++++ Supplied material

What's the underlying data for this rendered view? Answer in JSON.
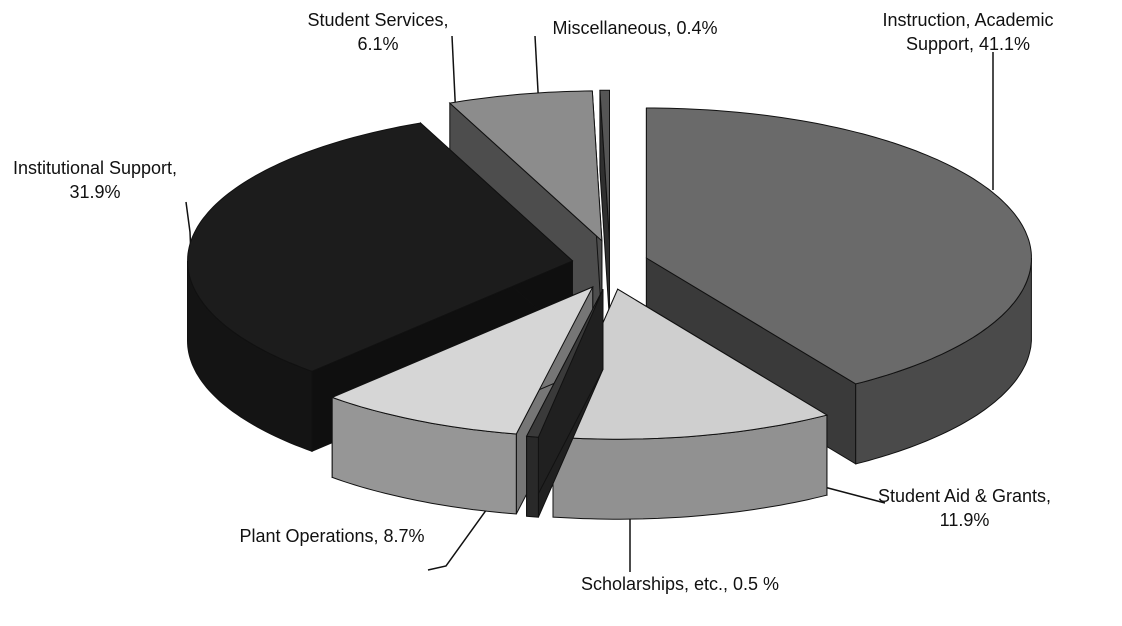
{
  "chart_data": {
    "type": "pie3d",
    "categories": [
      "Instruction,  Academic Support",
      "Student Aid & Grants",
      "Scholarships, etc.",
      "Plant Operations",
      "Institutional Support",
      "Student Services",
      "Miscellaneous"
    ],
    "values": [
      41.1,
      11.9,
      0.5,
      8.7,
      31.9,
      6.1,
      0.4
    ],
    "value_labels": [
      "Instruction,  Academic Support, 41.1%",
      "Student Aid & Grants, 11.9%",
      "Scholarships, etc., 0.5 %",
      "Plant Operations, 8.7%",
      "Institutional Support, 31.9%",
      "Student Services, 6.1%",
      "Miscellaneous, 0.4%"
    ],
    "colors": [
      "#6a6a6a",
      "#cfcfcf",
      "#3a3a3a",
      "#d6d6d6",
      "#1c1c1c",
      "#8c8c8c",
      "#555555"
    ]
  }
}
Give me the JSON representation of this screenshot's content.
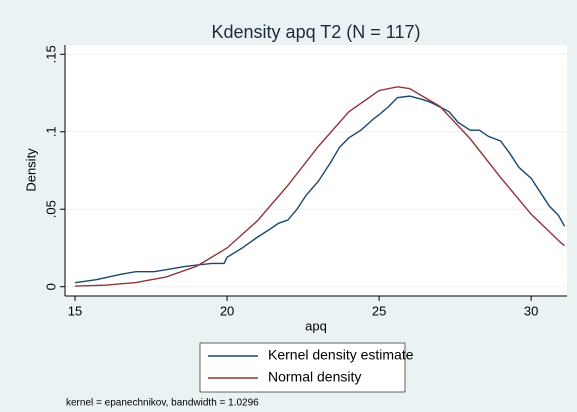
{
  "chart_data": {
    "type": "line",
    "title": "Kdensity apq T2 (N = 117)",
    "x_label": "apq",
    "y_label": "Density",
    "note": "kernel = epanechnikov, bandwidth = 1.0296",
    "xlim": [
      14.67,
      31.18
    ],
    "xticks": [
      15,
      20,
      25,
      30
    ],
    "ylim": [
      -0.006,
      0.156
    ],
    "yticks": [
      0,
      {
        "value": 0.05,
        "label": ".05"
      },
      {
        "value": 0.1,
        "label": ".1"
      },
      {
        "value": 0.15,
        "label": ".15"
      }
    ],
    "grid": true,
    "series": [
      {
        "name": "Kernel density estimate",
        "color": "#1a476f",
        "x": [
          15,
          15.7,
          16.5,
          17,
          17.6,
          18,
          18.6,
          19,
          19.5,
          19.9,
          20,
          20.5,
          21,
          21.4,
          21.7,
          22,
          22.3,
          22.6,
          23,
          23.4,
          23.7,
          24,
          24.4,
          24.8,
          25,
          25.3,
          25.6,
          26,
          26.4,
          26.7,
          27,
          27.3,
          27.6,
          28,
          28.3,
          28.6,
          29,
          29.3,
          29.6,
          30,
          30.3,
          30.6,
          30.9,
          31.1
        ],
        "values": [
          0.0026,
          0.0045,
          0.008,
          0.0097,
          0.0097,
          0.011,
          0.013,
          0.014,
          0.015,
          0.015,
          0.019,
          0.025,
          0.032,
          0.037,
          0.041,
          0.043,
          0.05,
          0.059,
          0.068,
          0.08,
          0.09,
          0.096,
          0.101,
          0.108,
          0.111,
          0.116,
          0.122,
          0.123,
          0.121,
          0.119,
          0.116,
          0.113,
          0.106,
          0.101,
          0.101,
          0.097,
          0.094,
          0.086,
          0.077,
          0.07,
          0.061,
          0.052,
          0.046,
          0.039
        ]
      },
      {
        "name": "Normal density",
        "color": "#90353b",
        "x": [
          15,
          16,
          17,
          18,
          19,
          20,
          21,
          22,
          23,
          24,
          25,
          25.6,
          26,
          27,
          28,
          29,
          30,
          31,
          31.1
        ],
        "values": [
          0.0004,
          0.001,
          0.0027,
          0.0063,
          0.0132,
          0.025,
          0.0426,
          0.0654,
          0.0905,
          0.1128,
          0.1266,
          0.129,
          0.1279,
          0.1164,
          0.0954,
          0.0704,
          0.0468,
          0.028,
          0.0265
        ]
      }
    ]
  }
}
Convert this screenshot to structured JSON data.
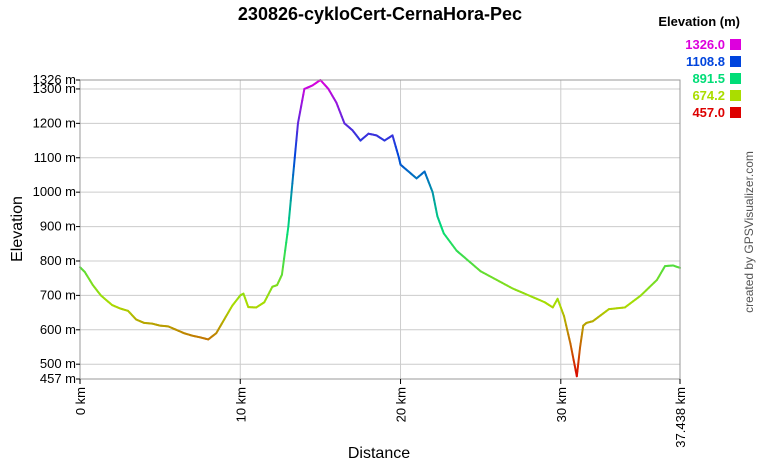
{
  "chart_data": {
    "type": "line",
    "title": "230826-cykloCert-CernaHora-Pec",
    "xlabel": "Distance",
    "ylabel": "Elevation",
    "xlim": [
      0,
      37.438
    ],
    "ylim": [
      457,
      1326
    ],
    "x_ticks": [
      {
        "value": 0,
        "label": "0 km"
      },
      {
        "value": 10,
        "label": "10 km"
      },
      {
        "value": 20,
        "label": "20 km"
      },
      {
        "value": 30,
        "label": "30 km"
      },
      {
        "value": 37.438,
        "label": "37.438 km"
      }
    ],
    "y_ticks": [
      {
        "value": 457,
        "label": "457 m"
      },
      {
        "value": 500,
        "label": "500 m"
      },
      {
        "value": 600,
        "label": "600 m"
      },
      {
        "value": 700,
        "label": "700 m"
      },
      {
        "value": 800,
        "label": "800 m"
      },
      {
        "value": 900,
        "label": "900 m"
      },
      {
        "value": 1000,
        "label": "1000 m"
      },
      {
        "value": 1100,
        "label": "1100 m"
      },
      {
        "value": 1200,
        "label": "1200 m"
      },
      {
        "value": 1300,
        "label": "1300 m"
      },
      {
        "value": 1326,
        "label": "1326 m"
      }
    ],
    "grid": true,
    "legend": {
      "title": "Elevation (m)",
      "position": "top-right",
      "entries": [
        {
          "label": "1326.0",
          "color": "#dd00dd"
        },
        {
          "label": "1108.8",
          "color": "#0044dd"
        },
        {
          "label": "891.5",
          "color": "#00dd77"
        },
        {
          "label": "674.2",
          "color": "#aadd00"
        },
        {
          "label": "457.0",
          "color": "#dd0000"
        }
      ]
    },
    "color_scale": {
      "min": 457,
      "max": 1326,
      "colors": [
        "#dd0000",
        "#aadd00",
        "#00dd77",
        "#0044dd",
        "#dd00dd"
      ]
    },
    "series": [
      {
        "x": [
          0,
          0.3,
          0.8,
          1.3,
          2,
          2.5,
          3,
          3.5,
          4,
          4.5,
          5,
          5.5,
          6,
          6.5,
          7,
          7.5,
          8,
          8.5,
          9,
          9.5,
          10,
          10.2,
          10.5,
          11,
          11.5,
          12,
          12.3,
          12.6,
          13,
          13.3,
          13.6,
          14,
          14.5,
          15,
          15.5,
          16,
          16.5,
          17,
          17.5,
          18,
          18.5,
          19,
          19.5,
          19.9,
          20,
          20.5,
          21,
          21.5,
          22,
          22.3,
          22.7,
          23.5,
          24,
          25,
          26,
          27,
          28,
          29,
          29.5,
          29.8,
          30.2,
          30.6,
          31,
          31.2,
          31.4,
          31.6,
          32,
          33,
          34,
          35,
          36,
          36.5,
          37,
          37.438
        ],
        "y": [
          782,
          768,
          730,
          700,
          672,
          662,
          655,
          630,
          620,
          618,
          612,
          610,
          600,
          590,
          583,
          578,
          572,
          590,
          630,
          670,
          700,
          705,
          666,
          665,
          680,
          725,
          730,
          760,
          900,
          1050,
          1200,
          1300,
          1310,
          1326,
          1300,
          1260,
          1200,
          1180,
          1150,
          1170,
          1165,
          1150,
          1165,
          1100,
          1080,
          1060,
          1040,
          1060,
          1000,
          930,
          880,
          830,
          810,
          770,
          745,
          720,
          700,
          680,
          665,
          690,
          640,
          560,
          465,
          548,
          612,
          620,
          625,
          660,
          665,
          700,
          745,
          785,
          787,
          780
        ]
      }
    ]
  },
  "credit": "created by GPSVisualizer.com"
}
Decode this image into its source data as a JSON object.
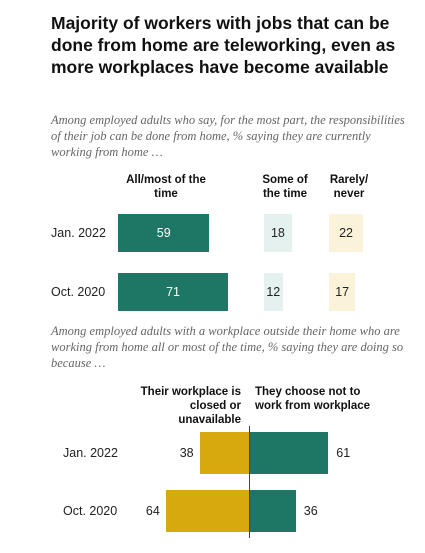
{
  "title": "Majority of workers with jobs that can be done from home are teleworking, even as more workplaces have become available",
  "chart_data": [
    {
      "type": "bar",
      "subtitle": "Among employed adults who say, for the most part, the responsibilities of their job can be done from home, % saying they are currently working from home …",
      "columns": [
        "All/most of the time",
        "Some of the time",
        "Rarely/ never"
      ],
      "categories": [
        "Jan. 2022",
        "Oct. 2020"
      ],
      "series": [
        {
          "name": "All/most of the time",
          "values": [
            59,
            71
          ],
          "color": "#1e7665"
        },
        {
          "name": "Some of the time",
          "values": [
            18,
            12
          ],
          "color": "#e4f1ef"
        },
        {
          "name": "Rarely/ never",
          "values": [
            22,
            17
          ],
          "color": "#fbf2da"
        }
      ]
    },
    {
      "type": "bar",
      "subtitle": "Among employed adults with a workplace outside their home who are working from home all or most of the time, % saying they are doing so because …",
      "columns": [
        "Their workplace is closed or unavailable",
        "They choose not to work from workplace"
      ],
      "categories": [
        "Jan. 2022",
        "Oct. 2020"
      ],
      "series": [
        {
          "name": "Their workplace is closed or unavailable",
          "values": [
            38,
            64
          ],
          "color": "#d8a90e"
        },
        {
          "name": "They choose not to work from workplace",
          "values": [
            61,
            36
          ],
          "color": "#1e7665"
        }
      ]
    }
  ]
}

++++++++

Work to be completed: Search the entries for "Plant" and copy out each line that has it.

Reply to the exercise:
      "Plant Operations",
      "Plant Operations, 8.7%",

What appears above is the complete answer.